[Data entries for graphics]
----

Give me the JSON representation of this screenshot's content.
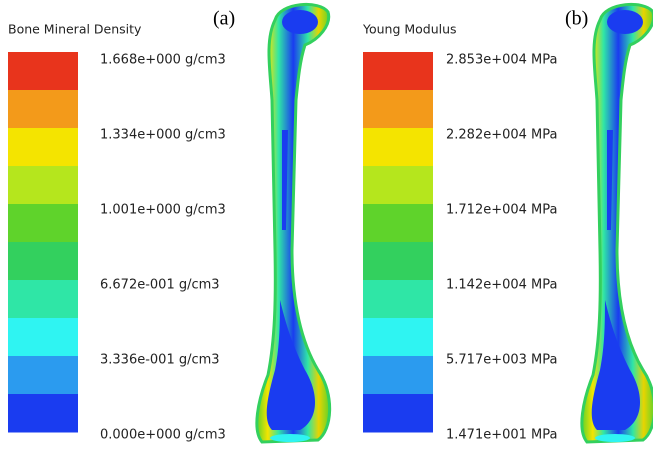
{
  "panels": [
    {
      "label": "(a)",
      "legend_title": "Bone Mineral Density",
      "tick_labels": [
        "1.668e+000 g/cm3",
        "1.334e+000 g/cm3",
        "1.001e+000 g/cm3",
        "6.672e-001 g/cm3",
        "3.336e-001 g/cm3",
        "0.000e+000 g/cm3"
      ]
    },
    {
      "label": "(b)",
      "legend_title": "Young Modulus",
      "tick_labels": [
        "2.853e+004 MPa",
        "2.282e+004 MPa",
        "1.712e+004 MPa",
        "1.142e+004 MPa",
        "5.717e+003 MPa",
        "1.471e+001 MPa"
      ]
    }
  ],
  "color_bands": [
    "#e8341c",
    "#f39a1a",
    "#f4e400",
    "#b5e61d",
    "#5fd32b",
    "#33d05e",
    "#2fe6a6",
    "#2ff4f2",
    "#2b9bef",
    "#1a3cf0"
  ]
}
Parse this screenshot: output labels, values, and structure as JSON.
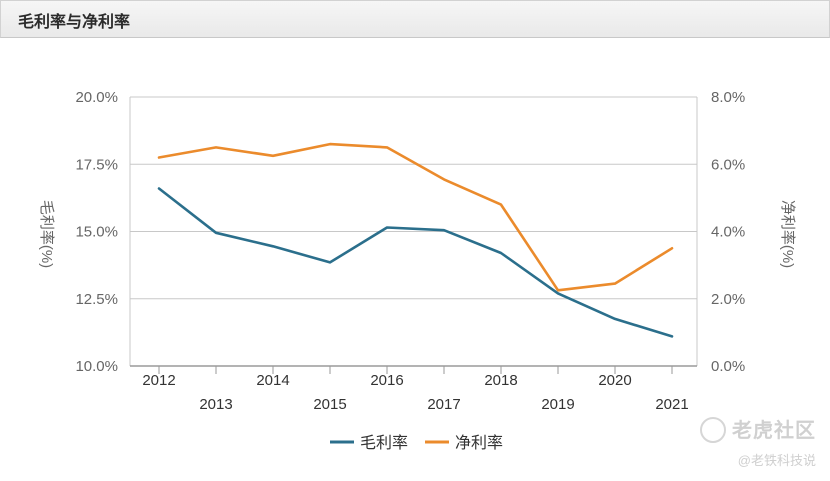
{
  "panel": {
    "title": "毛利率与净利率"
  },
  "chart_data": {
    "type": "line",
    "x": [
      "2012",
      "2013",
      "2014",
      "2015",
      "2016",
      "2017",
      "2018",
      "2019",
      "2020",
      "2021"
    ],
    "series": [
      {
        "name": "毛利率",
        "axis": "left",
        "color": "#2b6f8c",
        "values": [
          16.6,
          14.95,
          14.45,
          13.85,
          15.15,
          15.05,
          14.2,
          12.7,
          11.75,
          11.1
        ]
      },
      {
        "name": "净利率",
        "axis": "right",
        "color": "#eb8b2c",
        "values": [
          6.2,
          6.5,
          6.25,
          6.6,
          6.5,
          5.55,
          4.8,
          2.25,
          2.45,
          3.5
        ]
      }
    ],
    "y_left": {
      "label": "毛利率(%)",
      "min": 10,
      "max": 20,
      "ticks": [
        10,
        12.5,
        15,
        17.5,
        20
      ],
      "tick_labels": [
        "10.0%",
        "12.5%",
        "15.0%",
        "17.5%",
        "20.0%"
      ]
    },
    "y_right": {
      "label": "净利率(%)",
      "min": 0,
      "max": 8,
      "ticks": [
        0,
        2,
        4,
        6,
        8
      ],
      "tick_labels": [
        "0.0%",
        "2.0%",
        "4.0%",
        "6.0%",
        "8.0%"
      ]
    },
    "legend_position": "bottom-center",
    "grid": true
  },
  "watermark": {
    "brand": "老虎社区",
    "author": "@老铁科技说"
  }
}
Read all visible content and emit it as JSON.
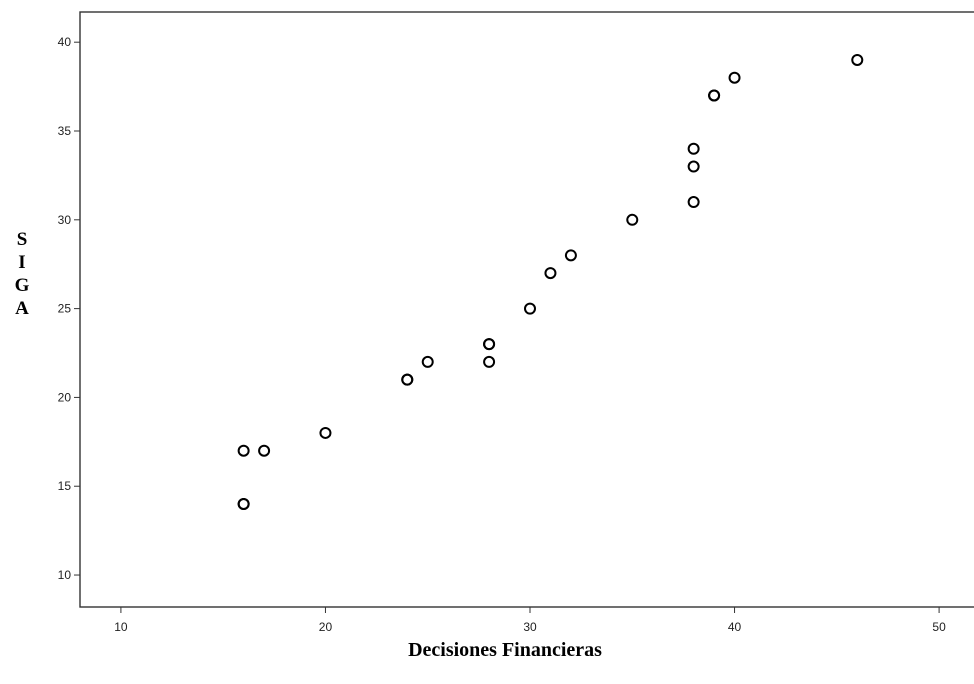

----

• **What to produce**: Give all the lines above again, character for character, without pictures.

• **Output for this exercise**:
Give me the JSON representation of this screenshot's content.
{
  "panels": [
    {
      "label": "(a)",
      "legend_title": "Bone Mineral Density",
      "tick_labels": [
        "1.668e+000 g/cm3",
        "1.334e+000 g/cm3",
        "1.001e+000 g/cm3",
        "6.672e-001 g/cm3",
        "3.336e-001 g/cm3",
        "0.000e+000 g/cm3"
      ]
    },
    {
      "label": "(b)",
      "legend_title": "Young Modulus",
      "tick_labels": [
        "2.853e+004 MPa",
        "2.282e+004 MPa",
        "1.712e+004 MPa",
        "1.142e+004 MPa",
        "5.717e+003 MPa",
        "1.471e+001 MPa"
      ]
    }
  ],
  "color_bands": [
    "#e8341c",
    "#f39a1a",
    "#f4e400",
    "#b5e61d",
    "#5fd32b",
    "#33d05e",
    "#2fe6a6",
    "#2ff4f2",
    "#2b9bef",
    "#1a3cf0"
  ]
}
Parse this screenshot: output labels, values, and structure as JSON.
{
  "panel": {
    "title": "毛利率与净利率"
  },
  "chart_data": {
    "type": "line",
    "x": [
      "2012",
      "2013",
      "2014",
      "2015",
      "2016",
      "2017",
      "2018",
      "2019",
      "2020",
      "2021"
    ],
    "series": [
      {
        "name": "毛利率",
        "axis": "left",
        "color": "#2b6f8c",
        "values": [
          16.6,
          14.95,
          14.45,
          13.85,
          15.15,
          15.05,
          14.2,
          12.7,
          11.75,
          11.1
        ]
      },
      {
        "name": "净利率",
        "axis": "right",
        "color": "#eb8b2c",
        "values": [
          6.2,
          6.5,
          6.25,
          6.6,
          6.5,
          5.55,
          4.8,
          2.25,
          2.45,
          3.5
        ]
      }
    ],
    "y_left": {
      "label": "毛利率(%)",
      "min": 10,
      "max": 20,
      "ticks": [
        10,
        12.5,
        15,
        17.5,
        20
      ],
      "tick_labels": [
        "10.0%",
        "12.5%",
        "15.0%",
        "17.5%",
        "20.0%"
      ]
    },
    "y_right": {
      "label": "净利率(%)",
      "min": 0,
      "max": 8,
      "ticks": [
        0,
        2,
        4,
        6,
        8
      ],
      "tick_labels": [
        "0.0%",
        "2.0%",
        "4.0%",
        "6.0%",
        "8.0%"
      ]
    },
    "legend_position": "bottom-center",
    "grid": true
  },
  "watermark": {
    "brand": "老虎社区",
    "author": "@老铁科技说"
  }
}
Read all visible content and emit it as JSON.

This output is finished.